▸ GOAL: Extract every line of the material below and reproduce it faithfully.

▶

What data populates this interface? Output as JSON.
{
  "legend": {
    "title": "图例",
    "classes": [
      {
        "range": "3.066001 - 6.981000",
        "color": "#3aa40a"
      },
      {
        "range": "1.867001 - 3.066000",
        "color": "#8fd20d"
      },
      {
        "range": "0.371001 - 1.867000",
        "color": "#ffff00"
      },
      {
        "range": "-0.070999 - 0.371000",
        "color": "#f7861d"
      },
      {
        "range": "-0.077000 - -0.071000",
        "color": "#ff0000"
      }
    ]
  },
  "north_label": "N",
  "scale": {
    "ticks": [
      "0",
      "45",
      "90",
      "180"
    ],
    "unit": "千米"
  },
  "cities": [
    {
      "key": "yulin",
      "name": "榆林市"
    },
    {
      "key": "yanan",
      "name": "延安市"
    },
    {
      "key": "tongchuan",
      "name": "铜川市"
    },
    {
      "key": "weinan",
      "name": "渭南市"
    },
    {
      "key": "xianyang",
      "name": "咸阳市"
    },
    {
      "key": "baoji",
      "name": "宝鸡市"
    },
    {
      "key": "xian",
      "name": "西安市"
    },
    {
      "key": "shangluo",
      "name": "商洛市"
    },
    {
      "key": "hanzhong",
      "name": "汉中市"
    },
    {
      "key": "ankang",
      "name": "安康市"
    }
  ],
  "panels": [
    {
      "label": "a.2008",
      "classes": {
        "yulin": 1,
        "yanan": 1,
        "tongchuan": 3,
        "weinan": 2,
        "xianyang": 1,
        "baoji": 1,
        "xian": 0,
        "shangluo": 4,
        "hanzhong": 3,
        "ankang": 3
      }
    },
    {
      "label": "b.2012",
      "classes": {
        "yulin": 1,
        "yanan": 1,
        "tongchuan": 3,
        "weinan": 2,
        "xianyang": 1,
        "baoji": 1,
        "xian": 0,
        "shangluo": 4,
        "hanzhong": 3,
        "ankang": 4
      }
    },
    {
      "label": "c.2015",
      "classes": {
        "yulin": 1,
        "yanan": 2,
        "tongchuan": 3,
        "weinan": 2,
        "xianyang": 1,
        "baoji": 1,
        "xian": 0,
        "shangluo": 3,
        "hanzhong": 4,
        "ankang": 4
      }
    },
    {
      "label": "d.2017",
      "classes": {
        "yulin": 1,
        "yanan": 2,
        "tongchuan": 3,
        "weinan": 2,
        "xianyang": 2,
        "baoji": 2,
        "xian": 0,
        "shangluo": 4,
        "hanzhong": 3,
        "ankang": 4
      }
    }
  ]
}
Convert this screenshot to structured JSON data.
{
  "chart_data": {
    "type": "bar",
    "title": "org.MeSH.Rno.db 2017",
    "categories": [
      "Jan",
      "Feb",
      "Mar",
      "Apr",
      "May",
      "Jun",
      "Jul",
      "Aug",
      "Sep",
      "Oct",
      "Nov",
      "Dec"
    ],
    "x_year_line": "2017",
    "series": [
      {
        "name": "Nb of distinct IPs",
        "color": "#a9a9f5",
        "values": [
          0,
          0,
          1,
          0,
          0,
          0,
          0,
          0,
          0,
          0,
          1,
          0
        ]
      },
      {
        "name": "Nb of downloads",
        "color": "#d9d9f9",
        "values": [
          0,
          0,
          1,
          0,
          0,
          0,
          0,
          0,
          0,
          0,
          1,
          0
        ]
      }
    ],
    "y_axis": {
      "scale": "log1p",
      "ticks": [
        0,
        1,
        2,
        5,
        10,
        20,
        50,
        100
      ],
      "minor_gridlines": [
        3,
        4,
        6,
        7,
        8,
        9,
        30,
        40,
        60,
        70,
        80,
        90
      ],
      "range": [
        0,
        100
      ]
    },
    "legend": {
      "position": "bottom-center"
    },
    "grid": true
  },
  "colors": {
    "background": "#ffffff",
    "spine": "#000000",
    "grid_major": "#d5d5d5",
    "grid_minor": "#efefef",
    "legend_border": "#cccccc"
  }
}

◀

▸ THE RESPONSE:
What data populates this interface? Output as JSON.
{
  "legend": {
    "title": "图例",
    "classes": [
      {
        "range": "3.066001 - 6.981000",
        "color": "#3aa40a"
      },
      {
        "range": "1.867001 - 3.066000",
        "color": "#8fd20d"
      },
      {
        "range": "0.371001 - 1.867000",
        "color": "#ffff00"
      },
      {
        "range": "-0.070999 - 0.371000",
        "color": "#f7861d"
      },
      {
        "range": "-0.077000 - -0.071000",
        "color": "#ff0000"
      }
    ]
  },
  "north_label": "N",
  "scale": {
    "ticks": [
      "0",
      "45",
      "90",
      "180"
    ],
    "unit": "千米"
  },
  "cities": [
    {
      "key": "yulin",
      "name": "榆林市"
    },
    {
      "key": "yanan",
      "name": "延安市"
    },
    {
      "key": "tongchuan",
      "name": "铜川市"
    },
    {
      "key": "weinan",
      "name": "渭南市"
    },
    {
      "key": "xianyang",
      "name": "咸阳市"
    },
    {
      "key": "baoji",
      "name": "宝鸡市"
    },
    {
      "key": "xian",
      "name": "西安市"
    },
    {
      "key": "shangluo",
      "name": "商洛市"
    },
    {
      "key": "hanzhong",
      "name": "汉中市"
    },
    {
      "key": "ankang",
      "name": "安康市"
    }
  ],
  "panels": [
    {
      "label": "a.2008",
      "classes": {
        "yulin": 1,
        "yanan": 1,
        "tongchuan": 3,
        "weinan": 2,
        "xianyang": 1,
        "baoji": 1,
        "xian": 0,
        "shangluo": 4,
        "hanzhong": 3,
        "ankang": 3
      }
    },
    {
      "label": "b.2012",
      "classes": {
        "yulin": 1,
        "yanan": 1,
        "tongchuan": 3,
        "weinan": 2,
        "xianyang": 1,
        "baoji": 1,
        "xian": 0,
        "shangluo": 4,
        "hanzhong": 3,
        "ankang": 4
      }
    },
    {
      "label": "c.2015",
      "classes": {
        "yulin": 1,
        "yanan": 2,
        "tongchuan": 3,
        "weinan": 2,
        "xianyang": 1,
        "baoji": 1,
        "xian": 0,
        "shangluo": 3,
        "hanzhong": 4,
        "ankang": 4
      }
    },
    {
      "label": "d.2017",
      "classes": {
        "yulin": 1,
        "yanan": 2,
        "tongchuan": 3,
        "weinan": 2,
        "xianyang": 2,
        "baoji": 2,
        "xian": 0,
        "shangluo": 4,
        "hanzhong": 3,
        "ankang": 4
      }
    }
  ]
}
Convert this screenshot to structured JSON data.
{
  "chart_data": {
    "type": "bar",
    "title": "org.MeSH.Rno.db 2017",
    "categories": [
      "Jan",
      "Feb",
      "Mar",
      "Apr",
      "May",
      "Jun",
      "Jul",
      "Aug",
      "Sep",
      "Oct",
      "Nov",
      "Dec"
    ],
    "x_year_line": "2017",
    "series": [
      {
        "name": "Nb of distinct IPs",
        "color": "#a9a9f5",
        "values": [
          0,
          0,
          1,
          0,
          0,
          0,
          0,
          0,
          0,
          0,
          1,
          0
        ]
      },
      {
        "name": "Nb of downloads",
        "color": "#d9d9f9",
        "values": [
          0,
          0,
          1,
          0,
          0,
          0,
          0,
          0,
          0,
          0,
          1,
          0
        ]
      }
    ],
    "y_axis": {
      "scale": "log1p",
      "ticks": [
        0,
        1,
        2,
        5,
        10,
        20,
        50,
        100
      ],
      "minor_gridlines": [
        3,
        4,
        6,
        7,
        8,
        9,
        30,
        40,
        60,
        70,
        80,
        90
      ],
      "range": [
        0,
        100
      ]
    },
    "legend": {
      "position": "bottom-center"
    },
    "grid": true
  },
  "colors": {
    "background": "#ffffff",
    "spine": "#000000",
    "grid_major": "#d5d5d5",
    "grid_minor": "#efefef",
    "legend_border": "#cccccc"
  }
}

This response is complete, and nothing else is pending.